YOUR TASK:
Each line containing the word "page" should be found and copied.

EXTRACTED MATERIAL:

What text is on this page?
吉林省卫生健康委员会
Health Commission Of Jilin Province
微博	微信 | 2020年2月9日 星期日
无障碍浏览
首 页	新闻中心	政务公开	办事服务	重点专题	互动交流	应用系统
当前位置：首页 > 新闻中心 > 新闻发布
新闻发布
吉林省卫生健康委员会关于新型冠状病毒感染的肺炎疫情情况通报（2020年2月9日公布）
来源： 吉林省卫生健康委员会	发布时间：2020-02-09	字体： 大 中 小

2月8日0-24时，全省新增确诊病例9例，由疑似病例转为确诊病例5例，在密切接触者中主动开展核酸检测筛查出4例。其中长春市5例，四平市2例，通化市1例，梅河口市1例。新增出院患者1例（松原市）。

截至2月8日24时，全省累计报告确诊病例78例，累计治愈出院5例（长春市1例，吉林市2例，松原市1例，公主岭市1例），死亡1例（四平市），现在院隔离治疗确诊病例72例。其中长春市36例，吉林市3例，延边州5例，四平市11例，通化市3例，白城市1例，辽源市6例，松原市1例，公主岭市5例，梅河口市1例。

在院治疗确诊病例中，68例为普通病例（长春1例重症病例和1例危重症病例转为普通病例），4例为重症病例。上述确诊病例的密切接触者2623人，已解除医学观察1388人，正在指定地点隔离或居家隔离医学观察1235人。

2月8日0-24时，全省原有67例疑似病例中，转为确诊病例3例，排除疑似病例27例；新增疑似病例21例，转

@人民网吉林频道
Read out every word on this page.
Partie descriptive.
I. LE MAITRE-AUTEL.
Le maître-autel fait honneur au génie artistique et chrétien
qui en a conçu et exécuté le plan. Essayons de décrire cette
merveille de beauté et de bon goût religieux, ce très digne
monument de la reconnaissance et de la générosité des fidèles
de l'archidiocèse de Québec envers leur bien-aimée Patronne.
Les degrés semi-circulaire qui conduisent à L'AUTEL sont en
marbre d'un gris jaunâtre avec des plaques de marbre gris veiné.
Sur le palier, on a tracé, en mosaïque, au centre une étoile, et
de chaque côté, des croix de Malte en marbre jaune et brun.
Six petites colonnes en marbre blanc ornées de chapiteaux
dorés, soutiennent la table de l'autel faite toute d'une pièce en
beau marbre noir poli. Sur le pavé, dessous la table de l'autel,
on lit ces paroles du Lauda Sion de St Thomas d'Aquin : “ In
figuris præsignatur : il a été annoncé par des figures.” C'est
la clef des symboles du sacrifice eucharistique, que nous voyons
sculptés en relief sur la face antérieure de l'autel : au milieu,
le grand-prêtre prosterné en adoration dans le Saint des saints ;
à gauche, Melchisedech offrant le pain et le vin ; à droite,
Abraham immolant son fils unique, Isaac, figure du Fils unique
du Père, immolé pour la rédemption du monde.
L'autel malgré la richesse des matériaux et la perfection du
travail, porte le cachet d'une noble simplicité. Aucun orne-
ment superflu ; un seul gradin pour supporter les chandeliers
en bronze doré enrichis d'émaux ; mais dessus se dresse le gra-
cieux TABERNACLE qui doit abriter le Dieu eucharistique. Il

RESULT OF THIS EXERCISE:
What text is on this page?
Read out every word on this page.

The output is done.